◆ WHAT YOU NEED TO DO ◆
Across the entries below, how many lines contain the word "String"? Give the number alone.

Stored dataset items:
-----

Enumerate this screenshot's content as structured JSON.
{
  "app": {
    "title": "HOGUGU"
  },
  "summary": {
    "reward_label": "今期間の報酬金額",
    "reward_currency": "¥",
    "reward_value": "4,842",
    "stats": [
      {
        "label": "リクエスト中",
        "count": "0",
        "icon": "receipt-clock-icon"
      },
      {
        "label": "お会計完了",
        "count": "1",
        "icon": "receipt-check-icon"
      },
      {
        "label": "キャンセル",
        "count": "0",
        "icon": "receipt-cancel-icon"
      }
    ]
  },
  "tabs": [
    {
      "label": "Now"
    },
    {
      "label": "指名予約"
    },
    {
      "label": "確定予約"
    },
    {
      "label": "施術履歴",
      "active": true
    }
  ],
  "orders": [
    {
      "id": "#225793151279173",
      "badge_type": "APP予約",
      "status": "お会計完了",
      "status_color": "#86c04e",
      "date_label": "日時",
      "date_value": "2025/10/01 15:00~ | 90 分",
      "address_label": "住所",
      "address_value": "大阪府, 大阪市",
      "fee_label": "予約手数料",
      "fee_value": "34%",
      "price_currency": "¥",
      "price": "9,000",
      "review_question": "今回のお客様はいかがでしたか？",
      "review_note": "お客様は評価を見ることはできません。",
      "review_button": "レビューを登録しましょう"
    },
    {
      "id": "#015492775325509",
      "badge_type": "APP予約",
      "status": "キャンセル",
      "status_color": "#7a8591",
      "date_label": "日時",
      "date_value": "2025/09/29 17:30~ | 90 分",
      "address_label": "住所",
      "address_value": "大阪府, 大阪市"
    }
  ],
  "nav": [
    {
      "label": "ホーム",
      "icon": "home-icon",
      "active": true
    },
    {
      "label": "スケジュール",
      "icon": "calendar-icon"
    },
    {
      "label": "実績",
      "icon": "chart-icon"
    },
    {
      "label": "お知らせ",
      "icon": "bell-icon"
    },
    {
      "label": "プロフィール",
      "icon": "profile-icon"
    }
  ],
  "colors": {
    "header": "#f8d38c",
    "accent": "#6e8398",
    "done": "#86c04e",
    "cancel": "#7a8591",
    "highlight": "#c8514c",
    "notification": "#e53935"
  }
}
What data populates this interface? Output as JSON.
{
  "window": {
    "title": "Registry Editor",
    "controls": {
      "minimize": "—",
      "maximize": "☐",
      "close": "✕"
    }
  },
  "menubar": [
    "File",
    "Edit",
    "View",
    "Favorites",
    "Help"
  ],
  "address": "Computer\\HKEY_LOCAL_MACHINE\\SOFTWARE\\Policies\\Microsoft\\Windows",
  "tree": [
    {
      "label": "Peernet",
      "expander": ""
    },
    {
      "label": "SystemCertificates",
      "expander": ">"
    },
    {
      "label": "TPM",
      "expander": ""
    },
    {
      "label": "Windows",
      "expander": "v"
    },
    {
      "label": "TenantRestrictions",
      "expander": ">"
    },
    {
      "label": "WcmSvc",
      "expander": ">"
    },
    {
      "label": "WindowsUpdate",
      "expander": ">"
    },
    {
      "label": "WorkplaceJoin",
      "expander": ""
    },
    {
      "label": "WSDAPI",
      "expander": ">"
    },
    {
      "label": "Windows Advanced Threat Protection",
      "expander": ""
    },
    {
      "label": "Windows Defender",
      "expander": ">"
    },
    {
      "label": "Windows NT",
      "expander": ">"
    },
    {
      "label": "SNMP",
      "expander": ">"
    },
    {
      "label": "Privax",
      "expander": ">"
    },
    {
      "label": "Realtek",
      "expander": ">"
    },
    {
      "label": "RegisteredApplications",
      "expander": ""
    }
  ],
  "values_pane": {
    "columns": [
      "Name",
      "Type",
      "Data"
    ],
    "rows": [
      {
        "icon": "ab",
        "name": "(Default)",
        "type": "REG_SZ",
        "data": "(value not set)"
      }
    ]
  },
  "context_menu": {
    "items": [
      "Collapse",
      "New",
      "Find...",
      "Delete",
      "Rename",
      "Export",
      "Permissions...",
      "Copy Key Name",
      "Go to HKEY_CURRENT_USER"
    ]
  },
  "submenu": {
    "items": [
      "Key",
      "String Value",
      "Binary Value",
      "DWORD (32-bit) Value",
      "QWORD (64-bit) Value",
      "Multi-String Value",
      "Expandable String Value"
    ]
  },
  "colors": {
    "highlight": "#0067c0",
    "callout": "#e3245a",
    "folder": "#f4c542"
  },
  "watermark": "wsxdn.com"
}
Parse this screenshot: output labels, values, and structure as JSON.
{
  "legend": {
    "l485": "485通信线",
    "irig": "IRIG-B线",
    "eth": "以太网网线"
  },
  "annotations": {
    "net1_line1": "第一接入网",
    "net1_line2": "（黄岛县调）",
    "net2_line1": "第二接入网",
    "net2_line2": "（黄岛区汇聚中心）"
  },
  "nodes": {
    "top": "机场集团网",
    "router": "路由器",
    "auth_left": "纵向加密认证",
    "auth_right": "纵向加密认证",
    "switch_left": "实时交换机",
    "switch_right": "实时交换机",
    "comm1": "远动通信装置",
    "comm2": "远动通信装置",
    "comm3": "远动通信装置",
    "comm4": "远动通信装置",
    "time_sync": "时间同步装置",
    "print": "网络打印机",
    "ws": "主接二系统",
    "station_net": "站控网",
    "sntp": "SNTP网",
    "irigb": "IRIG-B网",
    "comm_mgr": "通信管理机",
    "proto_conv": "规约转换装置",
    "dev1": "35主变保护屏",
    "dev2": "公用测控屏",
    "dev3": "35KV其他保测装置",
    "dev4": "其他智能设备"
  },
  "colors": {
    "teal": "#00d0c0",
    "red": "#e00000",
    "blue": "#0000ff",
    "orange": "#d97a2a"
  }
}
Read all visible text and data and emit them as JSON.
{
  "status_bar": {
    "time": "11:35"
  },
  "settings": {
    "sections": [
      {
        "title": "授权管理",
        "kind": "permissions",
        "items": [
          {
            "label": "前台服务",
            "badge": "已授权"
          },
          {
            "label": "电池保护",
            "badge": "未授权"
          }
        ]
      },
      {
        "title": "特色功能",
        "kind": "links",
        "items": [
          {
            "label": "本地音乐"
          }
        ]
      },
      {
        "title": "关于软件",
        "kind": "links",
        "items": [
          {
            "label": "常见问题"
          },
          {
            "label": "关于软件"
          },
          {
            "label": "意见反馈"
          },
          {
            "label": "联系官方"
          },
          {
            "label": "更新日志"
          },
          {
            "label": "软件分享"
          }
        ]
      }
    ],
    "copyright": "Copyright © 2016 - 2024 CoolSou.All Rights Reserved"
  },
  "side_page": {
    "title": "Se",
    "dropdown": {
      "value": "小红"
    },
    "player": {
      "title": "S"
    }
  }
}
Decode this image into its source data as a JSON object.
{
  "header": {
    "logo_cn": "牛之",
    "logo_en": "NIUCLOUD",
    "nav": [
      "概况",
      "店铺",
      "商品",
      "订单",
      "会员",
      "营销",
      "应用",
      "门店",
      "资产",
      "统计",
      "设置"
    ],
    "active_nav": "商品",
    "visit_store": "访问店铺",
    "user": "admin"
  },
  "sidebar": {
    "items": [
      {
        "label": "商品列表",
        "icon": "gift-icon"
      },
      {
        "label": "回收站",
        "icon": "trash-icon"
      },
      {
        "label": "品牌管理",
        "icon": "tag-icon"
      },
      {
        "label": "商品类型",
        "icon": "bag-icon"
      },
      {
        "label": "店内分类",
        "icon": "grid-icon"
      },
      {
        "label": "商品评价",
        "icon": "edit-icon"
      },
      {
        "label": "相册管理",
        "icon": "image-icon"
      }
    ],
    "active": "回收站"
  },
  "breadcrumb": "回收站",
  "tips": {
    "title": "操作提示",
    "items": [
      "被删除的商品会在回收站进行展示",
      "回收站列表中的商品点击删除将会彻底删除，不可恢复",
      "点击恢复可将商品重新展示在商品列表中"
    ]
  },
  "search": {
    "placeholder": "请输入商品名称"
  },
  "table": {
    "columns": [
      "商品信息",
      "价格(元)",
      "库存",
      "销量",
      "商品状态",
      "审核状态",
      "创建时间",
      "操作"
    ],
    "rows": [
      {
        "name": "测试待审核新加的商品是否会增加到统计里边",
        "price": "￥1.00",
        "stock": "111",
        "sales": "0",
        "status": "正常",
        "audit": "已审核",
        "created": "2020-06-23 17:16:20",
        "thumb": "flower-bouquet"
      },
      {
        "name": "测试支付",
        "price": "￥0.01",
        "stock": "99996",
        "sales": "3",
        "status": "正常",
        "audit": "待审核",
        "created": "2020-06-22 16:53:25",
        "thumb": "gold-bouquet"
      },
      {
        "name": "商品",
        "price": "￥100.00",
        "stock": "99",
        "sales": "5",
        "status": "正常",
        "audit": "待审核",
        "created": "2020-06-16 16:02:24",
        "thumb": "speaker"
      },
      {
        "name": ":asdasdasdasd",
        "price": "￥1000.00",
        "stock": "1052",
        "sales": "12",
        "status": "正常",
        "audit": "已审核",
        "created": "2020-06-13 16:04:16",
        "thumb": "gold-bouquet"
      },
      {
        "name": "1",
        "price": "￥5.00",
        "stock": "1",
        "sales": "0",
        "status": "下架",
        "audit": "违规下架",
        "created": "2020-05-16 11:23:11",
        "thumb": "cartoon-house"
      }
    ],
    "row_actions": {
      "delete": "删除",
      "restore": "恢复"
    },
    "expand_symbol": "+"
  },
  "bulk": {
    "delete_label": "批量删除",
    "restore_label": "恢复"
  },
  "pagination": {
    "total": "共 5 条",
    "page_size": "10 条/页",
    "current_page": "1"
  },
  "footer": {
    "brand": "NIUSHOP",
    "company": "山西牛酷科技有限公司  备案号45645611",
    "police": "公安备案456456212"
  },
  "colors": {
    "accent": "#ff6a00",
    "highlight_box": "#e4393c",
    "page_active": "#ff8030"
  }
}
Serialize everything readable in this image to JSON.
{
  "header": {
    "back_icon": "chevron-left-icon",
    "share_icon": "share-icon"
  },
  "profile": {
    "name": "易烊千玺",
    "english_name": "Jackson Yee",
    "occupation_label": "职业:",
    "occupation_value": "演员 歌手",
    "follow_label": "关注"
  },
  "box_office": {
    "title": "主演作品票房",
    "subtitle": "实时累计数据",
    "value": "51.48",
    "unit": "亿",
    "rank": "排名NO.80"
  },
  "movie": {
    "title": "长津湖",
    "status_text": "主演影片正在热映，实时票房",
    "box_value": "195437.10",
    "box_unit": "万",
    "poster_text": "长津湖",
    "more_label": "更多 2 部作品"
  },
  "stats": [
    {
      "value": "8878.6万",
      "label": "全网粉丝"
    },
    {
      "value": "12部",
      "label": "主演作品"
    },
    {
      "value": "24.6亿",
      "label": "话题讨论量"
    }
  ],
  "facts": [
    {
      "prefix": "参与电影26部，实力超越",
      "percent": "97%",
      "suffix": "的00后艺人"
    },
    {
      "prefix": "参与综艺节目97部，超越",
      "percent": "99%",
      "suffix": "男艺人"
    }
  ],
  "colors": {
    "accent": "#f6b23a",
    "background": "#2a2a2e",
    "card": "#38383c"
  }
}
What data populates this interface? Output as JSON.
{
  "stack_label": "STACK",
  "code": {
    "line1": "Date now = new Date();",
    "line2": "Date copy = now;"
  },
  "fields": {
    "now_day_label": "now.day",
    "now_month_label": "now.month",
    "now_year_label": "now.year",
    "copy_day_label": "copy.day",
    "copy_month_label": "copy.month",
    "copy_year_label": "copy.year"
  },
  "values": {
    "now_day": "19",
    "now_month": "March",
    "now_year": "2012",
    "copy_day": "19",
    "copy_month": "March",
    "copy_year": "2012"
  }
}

-----

◆ REPLY TO THE TASK ◆
3